Exercise>
Set the following entries down again exactly, line by line.

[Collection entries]

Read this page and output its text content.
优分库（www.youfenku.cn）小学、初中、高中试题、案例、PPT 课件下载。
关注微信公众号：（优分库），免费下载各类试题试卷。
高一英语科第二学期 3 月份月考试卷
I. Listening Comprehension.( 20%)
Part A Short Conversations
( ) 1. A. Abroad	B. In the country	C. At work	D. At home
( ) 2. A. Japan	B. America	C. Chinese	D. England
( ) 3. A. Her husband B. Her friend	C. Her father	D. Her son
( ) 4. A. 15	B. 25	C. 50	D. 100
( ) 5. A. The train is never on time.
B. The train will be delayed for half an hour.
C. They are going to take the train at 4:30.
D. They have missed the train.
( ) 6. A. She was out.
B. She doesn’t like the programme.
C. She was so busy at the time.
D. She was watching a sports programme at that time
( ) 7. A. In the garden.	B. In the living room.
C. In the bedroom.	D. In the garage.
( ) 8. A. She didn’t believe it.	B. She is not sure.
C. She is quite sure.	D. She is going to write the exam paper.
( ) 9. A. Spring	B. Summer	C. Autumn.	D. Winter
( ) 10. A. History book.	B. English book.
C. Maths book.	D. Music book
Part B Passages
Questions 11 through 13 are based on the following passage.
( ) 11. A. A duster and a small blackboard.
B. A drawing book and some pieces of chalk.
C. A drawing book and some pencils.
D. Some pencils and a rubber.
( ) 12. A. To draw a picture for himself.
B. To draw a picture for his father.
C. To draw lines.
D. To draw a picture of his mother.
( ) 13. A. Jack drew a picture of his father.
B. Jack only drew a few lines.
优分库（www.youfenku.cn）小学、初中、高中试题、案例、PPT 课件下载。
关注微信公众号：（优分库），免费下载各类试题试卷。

Solution to this exercise>
Read this page and output its text content.
优分库（www.youfenku.cn）小学、初中、高中试题、案例、PPT 课件下载。
关注微信公众号：（优分库），免费下载各类试题试卷。
高一英语科第二学期 3 月份月考试卷
I. Listening Comprehension.( 20%)
Part A Short Conversations
( ) 1. A. Abroad	B. In the country	C. At work	D. At home
( ) 2. A. Japan	B. America	C. Chinese	D. England
( ) 3. A. Her husband B. Her friend	C. Her father	D. Her son
( ) 4. A. 15	B. 25	C. 50	D. 100
( ) 5. A. The train is never on time.
B. The train will be delayed for half an hour.
C. They are going to take the train at 4:30.
D. They have missed the train.
( ) 6. A. She was out.
B. She doesn’t like the programme.
C. She was so busy at the time.
D. She was watching a sports programme at that time
( ) 7. A. In the garden.	B. In the living room.
C. In the bedroom.	D. In the garage.
( ) 8. A. She didn’t believe it.	B. She is not sure.
C. She is quite sure.	D. She is going to write the exam paper.
( ) 9. A. Spring	B. Summer	C. Autumn.	D. Winter
( ) 10. A. History book.	B. English book.
C. Maths book.	D. Music book
Part B Passages
Questions 11 through 13 are based on the following passage.
( ) 11. A. A duster and a small blackboard.
B. A drawing book and some pieces of chalk.
C. A drawing book and some pencils.
D. Some pencils and a rubber.
( ) 12. A. To draw a picture for himself.
B. To draw a picture for his father.
C. To draw lines.
D. To draw a picture of his mother.
( ) 13. A. Jack drew a picture of his father.
B. Jack only drew a few lines.
优分库（www.youfenku.cn）小学、初中、高中试题、案例、PPT 课件下载。
关注微信公众号：（优分库），免费下载各类试题试卷。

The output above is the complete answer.